# [AIM]
From the entries below, copy every line holding the word "месяц".

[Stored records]
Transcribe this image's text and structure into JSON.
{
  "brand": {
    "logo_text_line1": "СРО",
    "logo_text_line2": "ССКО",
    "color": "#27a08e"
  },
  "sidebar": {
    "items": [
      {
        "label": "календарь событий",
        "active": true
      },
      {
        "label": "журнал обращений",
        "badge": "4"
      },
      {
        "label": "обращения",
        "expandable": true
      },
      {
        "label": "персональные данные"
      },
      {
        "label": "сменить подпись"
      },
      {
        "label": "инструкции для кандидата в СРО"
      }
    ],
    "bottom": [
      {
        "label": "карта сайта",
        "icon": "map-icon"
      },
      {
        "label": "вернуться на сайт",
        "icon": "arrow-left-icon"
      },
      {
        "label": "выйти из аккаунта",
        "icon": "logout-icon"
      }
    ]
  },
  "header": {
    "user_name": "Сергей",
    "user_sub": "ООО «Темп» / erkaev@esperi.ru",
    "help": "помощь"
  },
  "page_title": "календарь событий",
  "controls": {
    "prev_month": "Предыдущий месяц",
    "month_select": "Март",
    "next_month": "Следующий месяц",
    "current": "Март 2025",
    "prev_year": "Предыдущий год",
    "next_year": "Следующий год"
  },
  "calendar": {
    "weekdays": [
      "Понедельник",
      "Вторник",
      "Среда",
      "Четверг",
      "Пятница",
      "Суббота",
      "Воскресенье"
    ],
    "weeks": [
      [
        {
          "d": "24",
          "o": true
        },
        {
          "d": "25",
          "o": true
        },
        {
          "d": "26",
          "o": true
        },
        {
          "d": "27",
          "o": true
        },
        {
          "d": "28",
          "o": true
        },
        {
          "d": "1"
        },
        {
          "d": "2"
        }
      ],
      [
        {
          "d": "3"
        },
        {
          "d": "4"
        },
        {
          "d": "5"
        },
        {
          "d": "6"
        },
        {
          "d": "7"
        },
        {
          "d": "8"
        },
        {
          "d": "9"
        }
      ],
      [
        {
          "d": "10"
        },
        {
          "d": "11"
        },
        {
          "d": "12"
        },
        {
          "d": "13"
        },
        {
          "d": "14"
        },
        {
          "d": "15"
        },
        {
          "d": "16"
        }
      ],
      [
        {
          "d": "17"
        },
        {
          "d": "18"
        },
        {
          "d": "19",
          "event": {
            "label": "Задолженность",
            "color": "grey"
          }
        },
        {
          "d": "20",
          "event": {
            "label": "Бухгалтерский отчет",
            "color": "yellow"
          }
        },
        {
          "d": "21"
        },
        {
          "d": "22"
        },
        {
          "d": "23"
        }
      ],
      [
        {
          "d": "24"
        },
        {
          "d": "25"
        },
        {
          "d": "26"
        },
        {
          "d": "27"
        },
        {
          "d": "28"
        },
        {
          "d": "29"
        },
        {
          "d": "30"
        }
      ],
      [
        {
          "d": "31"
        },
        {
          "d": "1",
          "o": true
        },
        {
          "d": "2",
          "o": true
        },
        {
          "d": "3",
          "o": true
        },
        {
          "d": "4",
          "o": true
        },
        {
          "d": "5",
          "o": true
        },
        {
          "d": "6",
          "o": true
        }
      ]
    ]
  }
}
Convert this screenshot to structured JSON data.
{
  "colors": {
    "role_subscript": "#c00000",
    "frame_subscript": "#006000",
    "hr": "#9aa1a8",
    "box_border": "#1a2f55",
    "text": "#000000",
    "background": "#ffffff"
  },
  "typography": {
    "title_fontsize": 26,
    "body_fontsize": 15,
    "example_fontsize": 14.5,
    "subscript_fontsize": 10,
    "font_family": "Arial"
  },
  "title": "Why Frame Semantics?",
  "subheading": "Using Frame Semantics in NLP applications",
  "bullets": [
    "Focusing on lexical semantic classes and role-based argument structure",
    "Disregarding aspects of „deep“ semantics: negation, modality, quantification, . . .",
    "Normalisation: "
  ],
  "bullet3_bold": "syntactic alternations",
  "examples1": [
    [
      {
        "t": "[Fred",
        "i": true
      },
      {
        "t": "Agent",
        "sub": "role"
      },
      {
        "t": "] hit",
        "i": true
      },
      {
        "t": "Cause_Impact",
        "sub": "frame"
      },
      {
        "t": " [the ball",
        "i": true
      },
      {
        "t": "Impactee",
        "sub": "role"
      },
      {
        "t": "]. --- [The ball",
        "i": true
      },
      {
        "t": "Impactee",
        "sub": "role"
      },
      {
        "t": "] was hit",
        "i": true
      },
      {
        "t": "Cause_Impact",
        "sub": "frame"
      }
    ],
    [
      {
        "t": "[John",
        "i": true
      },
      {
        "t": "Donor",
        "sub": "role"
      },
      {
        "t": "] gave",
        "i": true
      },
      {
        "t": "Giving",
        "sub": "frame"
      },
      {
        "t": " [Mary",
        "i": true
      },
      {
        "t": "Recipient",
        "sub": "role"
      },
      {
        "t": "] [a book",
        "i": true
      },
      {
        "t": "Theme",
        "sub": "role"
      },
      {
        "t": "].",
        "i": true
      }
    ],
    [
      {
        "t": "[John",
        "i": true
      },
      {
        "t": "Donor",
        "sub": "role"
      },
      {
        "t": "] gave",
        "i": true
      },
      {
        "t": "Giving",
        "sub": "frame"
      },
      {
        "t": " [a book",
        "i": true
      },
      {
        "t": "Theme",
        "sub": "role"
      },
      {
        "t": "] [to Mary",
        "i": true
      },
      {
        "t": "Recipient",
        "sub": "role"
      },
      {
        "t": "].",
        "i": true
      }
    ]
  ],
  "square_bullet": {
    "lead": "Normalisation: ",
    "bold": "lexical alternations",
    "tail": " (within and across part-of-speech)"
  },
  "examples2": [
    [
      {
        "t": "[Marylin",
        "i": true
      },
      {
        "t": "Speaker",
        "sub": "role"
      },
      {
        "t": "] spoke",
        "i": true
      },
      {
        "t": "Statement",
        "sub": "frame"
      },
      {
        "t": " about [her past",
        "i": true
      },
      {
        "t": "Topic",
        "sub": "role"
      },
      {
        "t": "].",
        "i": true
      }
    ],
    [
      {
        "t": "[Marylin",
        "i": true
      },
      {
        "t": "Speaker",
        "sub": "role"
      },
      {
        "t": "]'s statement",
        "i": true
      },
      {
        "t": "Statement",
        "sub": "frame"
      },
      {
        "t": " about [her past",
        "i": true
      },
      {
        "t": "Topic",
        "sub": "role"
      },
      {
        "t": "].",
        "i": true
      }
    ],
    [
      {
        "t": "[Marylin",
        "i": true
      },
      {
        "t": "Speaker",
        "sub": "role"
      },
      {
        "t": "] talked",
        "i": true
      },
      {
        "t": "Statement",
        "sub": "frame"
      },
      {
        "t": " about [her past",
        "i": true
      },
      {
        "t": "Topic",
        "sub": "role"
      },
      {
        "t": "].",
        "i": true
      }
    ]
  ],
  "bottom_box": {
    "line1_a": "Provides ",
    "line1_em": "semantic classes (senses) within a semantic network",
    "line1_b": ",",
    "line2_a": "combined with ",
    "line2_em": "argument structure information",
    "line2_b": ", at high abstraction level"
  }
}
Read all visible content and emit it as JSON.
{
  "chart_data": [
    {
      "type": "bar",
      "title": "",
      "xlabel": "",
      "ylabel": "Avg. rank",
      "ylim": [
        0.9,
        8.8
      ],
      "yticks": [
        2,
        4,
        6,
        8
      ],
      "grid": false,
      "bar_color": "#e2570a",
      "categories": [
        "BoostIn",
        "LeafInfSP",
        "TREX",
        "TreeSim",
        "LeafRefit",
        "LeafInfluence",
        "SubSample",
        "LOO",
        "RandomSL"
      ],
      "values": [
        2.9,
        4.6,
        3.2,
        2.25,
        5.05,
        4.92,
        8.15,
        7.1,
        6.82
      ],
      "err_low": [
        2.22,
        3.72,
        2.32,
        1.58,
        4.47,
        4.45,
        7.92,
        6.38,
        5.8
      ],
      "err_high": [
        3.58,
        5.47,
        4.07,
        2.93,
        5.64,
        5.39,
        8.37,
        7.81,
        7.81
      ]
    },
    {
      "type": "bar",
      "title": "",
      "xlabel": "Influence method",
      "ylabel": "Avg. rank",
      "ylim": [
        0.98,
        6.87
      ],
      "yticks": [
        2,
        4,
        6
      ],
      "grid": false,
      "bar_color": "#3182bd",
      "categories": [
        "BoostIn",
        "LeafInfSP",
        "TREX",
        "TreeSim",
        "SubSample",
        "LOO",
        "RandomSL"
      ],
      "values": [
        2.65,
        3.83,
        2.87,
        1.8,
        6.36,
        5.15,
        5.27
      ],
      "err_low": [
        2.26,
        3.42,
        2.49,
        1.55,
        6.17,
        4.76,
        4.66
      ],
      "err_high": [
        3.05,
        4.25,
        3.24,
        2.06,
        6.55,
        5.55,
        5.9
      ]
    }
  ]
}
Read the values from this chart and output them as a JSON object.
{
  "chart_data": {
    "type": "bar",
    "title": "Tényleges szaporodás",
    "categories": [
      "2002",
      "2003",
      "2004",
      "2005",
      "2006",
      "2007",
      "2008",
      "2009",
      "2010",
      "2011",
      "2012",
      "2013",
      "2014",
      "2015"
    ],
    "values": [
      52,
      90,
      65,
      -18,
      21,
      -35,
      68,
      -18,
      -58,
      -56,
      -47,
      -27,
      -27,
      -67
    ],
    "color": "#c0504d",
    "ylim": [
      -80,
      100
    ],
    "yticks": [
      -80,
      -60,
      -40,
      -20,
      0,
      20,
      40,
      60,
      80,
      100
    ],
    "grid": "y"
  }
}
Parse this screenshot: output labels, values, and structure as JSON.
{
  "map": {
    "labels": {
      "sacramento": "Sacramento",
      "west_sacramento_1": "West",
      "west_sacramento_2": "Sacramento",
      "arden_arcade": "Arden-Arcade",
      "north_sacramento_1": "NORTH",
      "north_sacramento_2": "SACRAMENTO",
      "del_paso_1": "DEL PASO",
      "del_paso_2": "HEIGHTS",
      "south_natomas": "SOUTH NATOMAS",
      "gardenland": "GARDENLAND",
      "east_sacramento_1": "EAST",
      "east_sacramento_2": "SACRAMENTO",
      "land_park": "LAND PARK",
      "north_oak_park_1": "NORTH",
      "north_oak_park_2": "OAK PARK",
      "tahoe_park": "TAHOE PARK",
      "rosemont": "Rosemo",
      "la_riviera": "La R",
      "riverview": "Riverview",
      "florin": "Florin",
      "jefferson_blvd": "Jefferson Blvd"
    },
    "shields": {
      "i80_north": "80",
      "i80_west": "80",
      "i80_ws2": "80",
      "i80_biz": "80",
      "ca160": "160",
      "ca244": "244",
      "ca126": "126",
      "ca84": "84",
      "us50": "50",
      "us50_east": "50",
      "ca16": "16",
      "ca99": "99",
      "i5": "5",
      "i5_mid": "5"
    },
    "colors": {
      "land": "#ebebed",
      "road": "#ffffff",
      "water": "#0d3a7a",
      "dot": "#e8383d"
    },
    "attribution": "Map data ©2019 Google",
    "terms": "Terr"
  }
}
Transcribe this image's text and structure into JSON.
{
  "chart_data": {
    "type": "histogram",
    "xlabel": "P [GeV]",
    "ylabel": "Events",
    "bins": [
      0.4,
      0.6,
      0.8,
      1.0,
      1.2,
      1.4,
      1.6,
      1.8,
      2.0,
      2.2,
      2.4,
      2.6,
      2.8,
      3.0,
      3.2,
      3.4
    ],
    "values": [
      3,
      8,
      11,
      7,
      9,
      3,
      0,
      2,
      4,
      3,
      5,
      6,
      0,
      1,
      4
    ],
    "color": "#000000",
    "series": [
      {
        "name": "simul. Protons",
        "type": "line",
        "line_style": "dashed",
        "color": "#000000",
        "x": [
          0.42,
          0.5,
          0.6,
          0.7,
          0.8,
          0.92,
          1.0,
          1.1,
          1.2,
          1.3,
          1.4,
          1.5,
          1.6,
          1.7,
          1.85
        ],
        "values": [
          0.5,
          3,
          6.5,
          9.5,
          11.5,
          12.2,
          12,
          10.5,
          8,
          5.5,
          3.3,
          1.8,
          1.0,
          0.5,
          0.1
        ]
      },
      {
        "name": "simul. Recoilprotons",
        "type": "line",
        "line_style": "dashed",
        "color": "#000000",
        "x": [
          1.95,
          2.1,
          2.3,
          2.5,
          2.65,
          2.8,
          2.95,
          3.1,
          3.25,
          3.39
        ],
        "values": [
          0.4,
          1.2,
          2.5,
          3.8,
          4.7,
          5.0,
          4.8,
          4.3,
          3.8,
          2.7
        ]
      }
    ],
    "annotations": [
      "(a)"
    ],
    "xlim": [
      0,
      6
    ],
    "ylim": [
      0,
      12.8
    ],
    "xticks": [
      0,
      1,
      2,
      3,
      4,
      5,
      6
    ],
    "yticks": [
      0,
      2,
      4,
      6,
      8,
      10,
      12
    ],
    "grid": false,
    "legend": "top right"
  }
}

# [SOLUTION TO THE PROBLEM]
    "prev_month": "Предыдущий месяц",
    "next_month": "Следующий месяц",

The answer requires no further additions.